• **AIM OF THE EXERCISE**: Copy out the data below as written; omit any images.
○ ○ ○ ○ ○ ○ ○
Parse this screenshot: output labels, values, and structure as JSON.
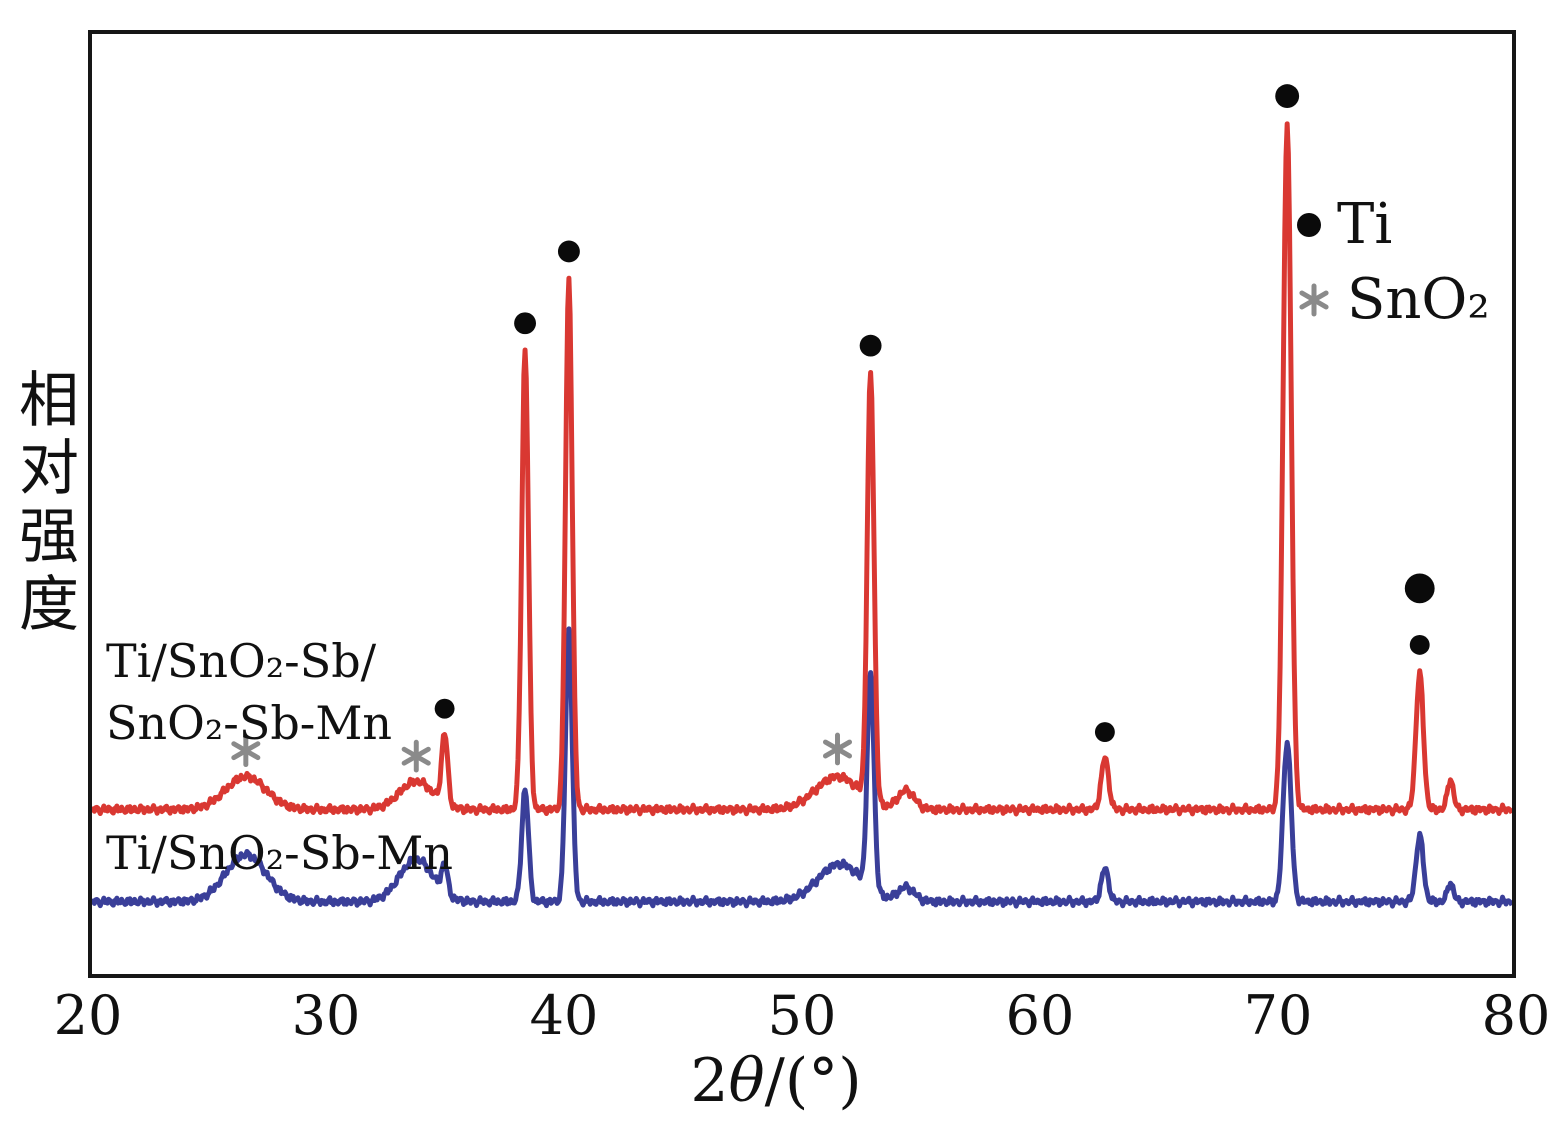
{
  "figure": {
    "ylabel": "相对强度",
    "xlabel": {
      "prefix": "2",
      "theta": "θ",
      "suffix": "/(°)"
    }
  },
  "legend": {
    "items": [
      {
        "symbol": "dot",
        "label": "Ti",
        "color": "#0a0a0a"
      },
      {
        "symbol": "star",
        "label": "SnO₂",
        "color": "#8a8a8a"
      }
    ]
  },
  "chart_data": {
    "type": "line",
    "subtype": "xrd-pattern",
    "title": "",
    "xlabel": "2θ/(°)",
    "ylabel": "相对强度",
    "x_range": [
      20,
      80
    ],
    "x_ticks": [
      20,
      30,
      40,
      50,
      60,
      70,
      80
    ],
    "grid": false,
    "legend_position": "upper-right",
    "series": [
      {
        "name": "Ti/SnO₂-Sb/SnO₂-Sb-Mn",
        "label_lines": [
          "Ti/SnO₂-Sb/",
          "SnO₂-Sb-Mn"
        ],
        "short": "red",
        "color": "#d93832",
        "baseline": 0.175,
        "peaks": [
          {
            "two_theta": 26.5,
            "height": 0.035,
            "width": 1.2,
            "phase": "SnO₂"
          },
          {
            "two_theta": 33.7,
            "height": 0.03,
            "width": 1.0,
            "phase": "SnO₂"
          },
          {
            "two_theta": 34.9,
            "height": 0.075,
            "width": 0.18,
            "phase": "Ti"
          },
          {
            "two_theta": 38.3,
            "height": 0.49,
            "width": 0.2,
            "phase": "Ti"
          },
          {
            "two_theta": 40.15,
            "height": 0.565,
            "width": 0.2,
            "phase": "Ti"
          },
          {
            "two_theta": 51.5,
            "height": 0.035,
            "width": 1.3,
            "phase": "SnO₂"
          },
          {
            "two_theta": 52.9,
            "height": 0.455,
            "width": 0.2,
            "phase": "Ti"
          },
          {
            "two_theta": 54.4,
            "height": 0.02,
            "width": 0.5,
            "phase": ""
          },
          {
            "two_theta": 62.8,
            "height": 0.055,
            "width": 0.22,
            "phase": "Ti"
          },
          {
            "two_theta": 70.5,
            "height": 0.73,
            "width": 0.24,
            "phase": "Ti"
          },
          {
            "two_theta": 76.1,
            "height": 0.145,
            "width": 0.22,
            "phase": "Ti"
          },
          {
            "two_theta": 77.4,
            "height": 0.032,
            "width": 0.18,
            "phase": ""
          }
        ]
      },
      {
        "name": "Ti/SnO₂-Sb-Mn",
        "label_lines": [
          "Ti/SnO₂-Sb-Mn"
        ],
        "short": "blue",
        "color": "#3a3f99",
        "baseline": 0.077,
        "peaks": [
          {
            "two_theta": 26.5,
            "height": 0.05,
            "width": 1.2,
            "phase": "SnO₂"
          },
          {
            "two_theta": 33.7,
            "height": 0.045,
            "width": 1.0,
            "phase": "SnO₂"
          },
          {
            "two_theta": 34.9,
            "height": 0.03,
            "width": 0.18,
            "phase": "Ti"
          },
          {
            "two_theta": 38.3,
            "height": 0.12,
            "width": 0.2,
            "phase": "Ti"
          },
          {
            "two_theta": 40.15,
            "height": 0.29,
            "width": 0.2,
            "phase": "Ti"
          },
          {
            "two_theta": 51.6,
            "height": 0.04,
            "width": 1.3,
            "phase": "SnO₂"
          },
          {
            "two_theta": 52.9,
            "height": 0.23,
            "width": 0.2,
            "phase": "Ti"
          },
          {
            "two_theta": 54.4,
            "height": 0.015,
            "width": 0.5,
            "phase": ""
          },
          {
            "two_theta": 62.8,
            "height": 0.035,
            "width": 0.22,
            "phase": "Ti"
          },
          {
            "two_theta": 70.5,
            "height": 0.17,
            "width": 0.24,
            "phase": "Ti"
          },
          {
            "two_theta": 76.1,
            "height": 0.07,
            "width": 0.22,
            "phase": "Ti"
          },
          {
            "two_theta": 77.4,
            "height": 0.02,
            "width": 0.18,
            "phase": ""
          }
        ]
      }
    ],
    "markers": [
      {
        "x": 26.5,
        "symbol": "star"
      },
      {
        "x": 33.7,
        "symbol": "star"
      },
      {
        "x": 34.9,
        "symbol": "dot",
        "size": 10
      },
      {
        "x": 38.3,
        "symbol": "dot",
        "size": 11
      },
      {
        "x": 40.15,
        "symbol": "dot",
        "size": 11
      },
      {
        "x": 51.5,
        "symbol": "star"
      },
      {
        "x": 52.9,
        "symbol": "dot",
        "size": 11
      },
      {
        "x": 62.8,
        "symbol": "dot",
        "size": 10
      },
      {
        "x": 70.5,
        "symbol": "dot",
        "size": 12
      },
      {
        "x": 76.1,
        "symbol": "dot",
        "size": 10
      },
      {
        "x": 76.1,
        "symbol": "dot",
        "size": 15,
        "lift": 52
      }
    ]
  }
}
○ ○ ○ ○ ○ ○ ○
• **EXERCISE RESULT**:
Parse this screenshot: output labels, values, and structure as JSON.
{
  "figure": {
    "ylabel": "相对强度",
    "xlabel": {
      "prefix": "2",
      "theta": "θ",
      "suffix": "/(°)"
    }
  },
  "legend": {
    "items": [
      {
        "symbol": "dot",
        "label": "Ti",
        "color": "#0a0a0a"
      },
      {
        "symbol": "star",
        "label": "SnO₂",
        "color": "#8a8a8a"
      }
    ]
  },
  "chart_data": {
    "type": "line",
    "subtype": "xrd-pattern",
    "title": "",
    "xlabel": "2θ/(°)",
    "ylabel": "相对强度",
    "x_range": [
      20,
      80
    ],
    "x_ticks": [
      20,
      30,
      40,
      50,
      60,
      70,
      80
    ],
    "grid": false,
    "legend_position": "upper-right",
    "series": [
      {
        "name": "Ti/SnO₂-Sb/SnO₂-Sb-Mn",
        "label_lines": [
          "Ti/SnO₂-Sb/",
          "SnO₂-Sb-Mn"
        ],
        "short": "red",
        "color": "#d93832",
        "baseline": 0.175,
        "peaks": [
          {
            "two_theta": 26.5,
            "height": 0.035,
            "width": 1.2,
            "phase": "SnO₂"
          },
          {
            "two_theta": 33.7,
            "height": 0.03,
            "width": 1.0,
            "phase": "SnO₂"
          },
          {
            "two_theta": 34.9,
            "height": 0.075,
            "width": 0.18,
            "phase": "Ti"
          },
          {
            "two_theta": 38.3,
            "height": 0.49,
            "width": 0.2,
            "phase": "Ti"
          },
          {
            "two_theta": 40.15,
            "height": 0.565,
            "width": 0.2,
            "phase": "Ti"
          },
          {
            "two_theta": 51.5,
            "height": 0.035,
            "width": 1.3,
            "phase": "SnO₂"
          },
          {
            "two_theta": 52.9,
            "height": 0.455,
            "width": 0.2,
            "phase": "Ti"
          },
          {
            "two_theta": 54.4,
            "height": 0.02,
            "width": 0.5,
            "phase": ""
          },
          {
            "two_theta": 62.8,
            "height": 0.055,
            "width": 0.22,
            "phase": "Ti"
          },
          {
            "two_theta": 70.5,
            "height": 0.73,
            "width": 0.24,
            "phase": "Ti"
          },
          {
            "two_theta": 76.1,
            "height": 0.145,
            "width": 0.22,
            "phase": "Ti"
          },
          {
            "two_theta": 77.4,
            "height": 0.032,
            "width": 0.18,
            "phase": ""
          }
        ]
      },
      {
        "name": "Ti/SnO₂-Sb-Mn",
        "label_lines": [
          "Ti/SnO₂-Sb-Mn"
        ],
        "short": "blue",
        "color": "#3a3f99",
        "baseline": 0.077,
        "peaks": [
          {
            "two_theta": 26.5,
            "height": 0.05,
            "width": 1.2,
            "phase": "SnO₂"
          },
          {
            "two_theta": 33.7,
            "height": 0.045,
            "width": 1.0,
            "phase": "SnO₂"
          },
          {
            "two_theta": 34.9,
            "height": 0.03,
            "width": 0.18,
            "phase": "Ti"
          },
          {
            "two_theta": 38.3,
            "height": 0.12,
            "width": 0.2,
            "phase": "Ti"
          },
          {
            "two_theta": 40.15,
            "height": 0.29,
            "width": 0.2,
            "phase": "Ti"
          },
          {
            "two_theta": 51.6,
            "height": 0.04,
            "width": 1.3,
            "phase": "SnO₂"
          },
          {
            "two_theta": 52.9,
            "height": 0.23,
            "width": 0.2,
            "phase": "Ti"
          },
          {
            "two_theta": 54.4,
            "height": 0.015,
            "width": 0.5,
            "phase": ""
          },
          {
            "two_theta": 62.8,
            "height": 0.035,
            "width": 0.22,
            "phase": "Ti"
          },
          {
            "two_theta": 70.5,
            "height": 0.17,
            "width": 0.24,
            "phase": "Ti"
          },
          {
            "two_theta": 76.1,
            "height": 0.07,
            "width": 0.22,
            "phase": "Ti"
          },
          {
            "two_theta": 77.4,
            "height": 0.02,
            "width": 0.18,
            "phase": ""
          }
        ]
      }
    ],
    "markers": [
      {
        "x": 26.5,
        "symbol": "star"
      },
      {
        "x": 33.7,
        "symbol": "star"
      },
      {
        "x": 34.9,
        "symbol": "dot",
        "size": 10
      },
      {
        "x": 38.3,
        "symbol": "dot",
        "size": 11
      },
      {
        "x": 40.15,
        "symbol": "dot",
        "size": 11
      },
      {
        "x": 51.5,
        "symbol": "star"
      },
      {
        "x": 52.9,
        "symbol": "dot",
        "size": 11
      },
      {
        "x": 62.8,
        "symbol": "dot",
        "size": 10
      },
      {
        "x": 70.5,
        "symbol": "dot",
        "size": 12
      },
      {
        "x": 76.1,
        "symbol": "dot",
        "size": 10
      },
      {
        "x": 76.1,
        "symbol": "dot",
        "size": 15,
        "lift": 52
      }
    ]
  }
}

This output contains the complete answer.